Please write out the complete listing that follows, exactly as it reads.

## Start EXTRACTED RECORDS

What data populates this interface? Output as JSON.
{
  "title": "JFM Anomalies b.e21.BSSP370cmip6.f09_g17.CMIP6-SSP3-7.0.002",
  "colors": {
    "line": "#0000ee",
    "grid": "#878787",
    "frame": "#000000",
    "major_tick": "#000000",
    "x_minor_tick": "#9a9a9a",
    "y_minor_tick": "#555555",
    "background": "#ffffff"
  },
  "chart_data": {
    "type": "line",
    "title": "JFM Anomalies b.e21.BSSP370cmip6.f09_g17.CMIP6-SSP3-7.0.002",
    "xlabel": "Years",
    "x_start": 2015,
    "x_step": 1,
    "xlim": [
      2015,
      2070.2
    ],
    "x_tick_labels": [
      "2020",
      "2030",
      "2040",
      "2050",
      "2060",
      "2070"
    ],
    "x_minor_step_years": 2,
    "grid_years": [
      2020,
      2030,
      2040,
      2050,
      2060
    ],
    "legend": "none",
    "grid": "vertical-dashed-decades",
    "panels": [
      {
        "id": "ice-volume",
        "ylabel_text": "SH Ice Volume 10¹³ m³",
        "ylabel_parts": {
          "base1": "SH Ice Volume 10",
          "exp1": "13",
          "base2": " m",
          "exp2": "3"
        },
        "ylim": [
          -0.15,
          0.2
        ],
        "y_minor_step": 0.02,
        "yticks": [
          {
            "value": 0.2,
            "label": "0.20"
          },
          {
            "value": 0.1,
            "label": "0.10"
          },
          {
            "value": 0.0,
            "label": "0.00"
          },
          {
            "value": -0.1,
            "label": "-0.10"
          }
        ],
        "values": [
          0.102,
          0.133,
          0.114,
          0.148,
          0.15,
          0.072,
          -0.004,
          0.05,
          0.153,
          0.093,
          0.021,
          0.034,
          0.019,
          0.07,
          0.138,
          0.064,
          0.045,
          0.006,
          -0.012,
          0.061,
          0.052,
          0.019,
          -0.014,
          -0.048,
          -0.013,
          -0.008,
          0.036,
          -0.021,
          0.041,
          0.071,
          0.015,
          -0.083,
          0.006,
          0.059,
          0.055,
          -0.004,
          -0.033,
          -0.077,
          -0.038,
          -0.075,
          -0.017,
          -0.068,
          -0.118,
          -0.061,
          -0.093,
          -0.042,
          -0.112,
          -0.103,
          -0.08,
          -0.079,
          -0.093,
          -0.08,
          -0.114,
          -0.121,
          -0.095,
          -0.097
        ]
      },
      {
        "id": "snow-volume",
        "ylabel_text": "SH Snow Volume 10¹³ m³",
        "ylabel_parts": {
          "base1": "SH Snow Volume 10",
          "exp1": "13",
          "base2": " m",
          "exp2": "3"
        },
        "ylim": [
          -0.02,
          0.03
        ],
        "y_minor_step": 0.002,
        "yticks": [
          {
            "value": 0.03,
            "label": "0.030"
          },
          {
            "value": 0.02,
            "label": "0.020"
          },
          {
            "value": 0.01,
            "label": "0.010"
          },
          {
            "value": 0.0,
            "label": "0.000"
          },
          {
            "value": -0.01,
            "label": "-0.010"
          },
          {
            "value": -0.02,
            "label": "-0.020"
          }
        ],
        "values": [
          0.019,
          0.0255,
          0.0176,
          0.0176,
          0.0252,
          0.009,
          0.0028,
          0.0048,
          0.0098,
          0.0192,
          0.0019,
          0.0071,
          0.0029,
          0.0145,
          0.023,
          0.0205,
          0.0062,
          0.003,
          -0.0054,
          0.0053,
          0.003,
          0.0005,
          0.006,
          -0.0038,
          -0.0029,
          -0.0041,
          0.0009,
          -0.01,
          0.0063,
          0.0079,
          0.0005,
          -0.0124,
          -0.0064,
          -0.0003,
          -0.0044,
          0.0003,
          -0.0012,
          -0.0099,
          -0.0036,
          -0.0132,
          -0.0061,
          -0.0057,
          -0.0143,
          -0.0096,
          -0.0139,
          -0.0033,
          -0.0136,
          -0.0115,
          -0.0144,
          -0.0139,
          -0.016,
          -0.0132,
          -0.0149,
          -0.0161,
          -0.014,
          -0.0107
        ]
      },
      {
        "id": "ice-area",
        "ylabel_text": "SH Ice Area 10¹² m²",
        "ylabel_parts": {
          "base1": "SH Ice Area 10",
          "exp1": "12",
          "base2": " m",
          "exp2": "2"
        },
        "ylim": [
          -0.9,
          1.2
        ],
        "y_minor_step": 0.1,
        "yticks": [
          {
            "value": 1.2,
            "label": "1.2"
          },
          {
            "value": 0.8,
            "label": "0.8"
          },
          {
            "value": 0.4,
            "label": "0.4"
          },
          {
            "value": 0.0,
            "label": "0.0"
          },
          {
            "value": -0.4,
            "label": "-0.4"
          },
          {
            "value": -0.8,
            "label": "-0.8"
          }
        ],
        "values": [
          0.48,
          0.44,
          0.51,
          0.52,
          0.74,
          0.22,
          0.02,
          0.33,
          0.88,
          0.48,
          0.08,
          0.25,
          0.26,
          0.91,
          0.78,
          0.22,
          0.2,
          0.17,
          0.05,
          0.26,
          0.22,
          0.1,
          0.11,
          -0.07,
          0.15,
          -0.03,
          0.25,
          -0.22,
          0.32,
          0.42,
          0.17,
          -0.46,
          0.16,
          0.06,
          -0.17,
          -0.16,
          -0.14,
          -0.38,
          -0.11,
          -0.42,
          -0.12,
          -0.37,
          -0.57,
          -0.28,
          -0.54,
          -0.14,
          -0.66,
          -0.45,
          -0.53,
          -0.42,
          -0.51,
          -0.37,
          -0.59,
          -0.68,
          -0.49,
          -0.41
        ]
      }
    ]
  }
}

## End EXTRACTED RECORDS

RESULT →
What data populates this interface? Output as JSON.
{
  "title": "JFM Anomalies b.e21.BSSP370cmip6.f09_g17.CMIP6-SSP3-7.0.002",
  "colors": {
    "line": "#0000ee",
    "grid": "#878787",
    "frame": "#000000",
    "major_tick": "#000000",
    "x_minor_tick": "#9a9a9a",
    "y_minor_tick": "#555555",
    "background": "#ffffff"
  },
  "chart_data": {
    "type": "line",
    "title": "JFM Anomalies b.e21.BSSP370cmip6.f09_g17.CMIP6-SSP3-7.0.002",
    "xlabel": "Years",
    "x_start": 2015,
    "x_step": 1,
    "xlim": [
      2015,
      2070.2
    ],
    "x_tick_labels": [
      "2020",
      "2030",
      "2040",
      "2050",
      "2060",
      "2070"
    ],
    "x_minor_step_years": 2,
    "grid_years": [
      2020,
      2030,
      2040,
      2050,
      2060
    ],
    "legend": "none",
    "grid": "vertical-dashed-decades",
    "panels": [
      {
        "id": "ice-volume",
        "ylabel_text": "SH Ice Volume 10¹³ m³",
        "ylabel_parts": {
          "base1": "SH Ice Volume 10",
          "exp1": "13",
          "base2": " m",
          "exp2": "3"
        },
        "ylim": [
          -0.15,
          0.2
        ],
        "y_minor_step": 0.02,
        "yticks": [
          {
            "value": 0.2,
            "label": "0.20"
          },
          {
            "value": 0.1,
            "label": "0.10"
          },
          {
            "value": 0.0,
            "label": "0.00"
          },
          {
            "value": -0.1,
            "label": "-0.10"
          }
        ],
        "values": [
          0.102,
          0.133,
          0.114,
          0.148,
          0.15,
          0.072,
          -0.004,
          0.05,
          0.153,
          0.093,
          0.021,
          0.034,
          0.019,
          0.07,
          0.138,
          0.064,
          0.045,
          0.006,
          -0.012,
          0.061,
          0.052,
          0.019,
          -0.014,
          -0.048,
          -0.013,
          -0.008,
          0.036,
          -0.021,
          0.041,
          0.071,
          0.015,
          -0.083,
          0.006,
          0.059,
          0.055,
          -0.004,
          -0.033,
          -0.077,
          -0.038,
          -0.075,
          -0.017,
          -0.068,
          -0.118,
          -0.061,
          -0.093,
          -0.042,
          -0.112,
          -0.103,
          -0.08,
          -0.079,
          -0.093,
          -0.08,
          -0.114,
          -0.121,
          -0.095,
          -0.097
        ]
      },
      {
        "id": "snow-volume",
        "ylabel_text": "SH Snow Volume 10¹³ m³",
        "ylabel_parts": {
          "base1": "SH Snow Volume 10",
          "exp1": "13",
          "base2": " m",
          "exp2": "3"
        },
        "ylim": [
          -0.02,
          0.03
        ],
        "y_minor_step": 0.002,
        "yticks": [
          {
            "value": 0.03,
            "label": "0.030"
          },
          {
            "value": 0.02,
            "label": "0.020"
          },
          {
            "value": 0.01,
            "label": "0.010"
          },
          {
            "value": 0.0,
            "label": "0.000"
          },
          {
            "value": -0.01,
            "label": "-0.010"
          },
          {
            "value": -0.02,
            "label": "-0.020"
          }
        ],
        "values": [
          0.019,
          0.0255,
          0.0176,
          0.0176,
          0.0252,
          0.009,
          0.0028,
          0.0048,
          0.0098,
          0.0192,
          0.0019,
          0.0071,
          0.0029,
          0.0145,
          0.023,
          0.0205,
          0.0062,
          0.003,
          -0.0054,
          0.0053,
          0.003,
          0.0005,
          0.006,
          -0.0038,
          -0.0029,
          -0.0041,
          0.0009,
          -0.01,
          0.0063,
          0.0079,
          0.0005,
          -0.0124,
          -0.0064,
          -0.0003,
          -0.0044,
          0.0003,
          -0.0012,
          -0.0099,
          -0.0036,
          -0.0132,
          -0.0061,
          -0.0057,
          -0.0143,
          -0.0096,
          -0.0139,
          -0.0033,
          -0.0136,
          -0.0115,
          -0.0144,
          -0.0139,
          -0.016,
          -0.0132,
          -0.0149,
          -0.0161,
          -0.014,
          -0.0107
        ]
      },
      {
        "id": "ice-area",
        "ylabel_text": "SH Ice Area 10¹² m²",
        "ylabel_parts": {
          "base1": "SH Ice Area 10",
          "exp1": "12",
          "base2": " m",
          "exp2": "2"
        },
        "ylim": [
          -0.9,
          1.2
        ],
        "y_minor_step": 0.1,
        "yticks": [
          {
            "value": 1.2,
            "label": "1.2"
          },
          {
            "value": 0.8,
            "label": "0.8"
          },
          {
            "value": 0.4,
            "label": "0.4"
          },
          {
            "value": 0.0,
            "label": "0.0"
          },
          {
            "value": -0.4,
            "label": "-0.4"
          },
          {
            "value": -0.8,
            "label": "-0.8"
          }
        ],
        "values": [
          0.48,
          0.44,
          0.51,
          0.52,
          0.74,
          0.22,
          0.02,
          0.33,
          0.88,
          0.48,
          0.08,
          0.25,
          0.26,
          0.91,
          0.78,
          0.22,
          0.2,
          0.17,
          0.05,
          0.26,
          0.22,
          0.1,
          0.11,
          -0.07,
          0.15,
          -0.03,
          0.25,
          -0.22,
          0.32,
          0.42,
          0.17,
          -0.46,
          0.16,
          0.06,
          -0.17,
          -0.16,
          -0.14,
          -0.38,
          -0.11,
          -0.42,
          -0.12,
          -0.37,
          -0.57,
          -0.28,
          -0.54,
          -0.14,
          -0.66,
          -0.45,
          -0.53,
          -0.42,
          -0.51,
          -0.37,
          -0.59,
          -0.68,
          -0.49,
          -0.41
        ]
      }
    ]
  }
}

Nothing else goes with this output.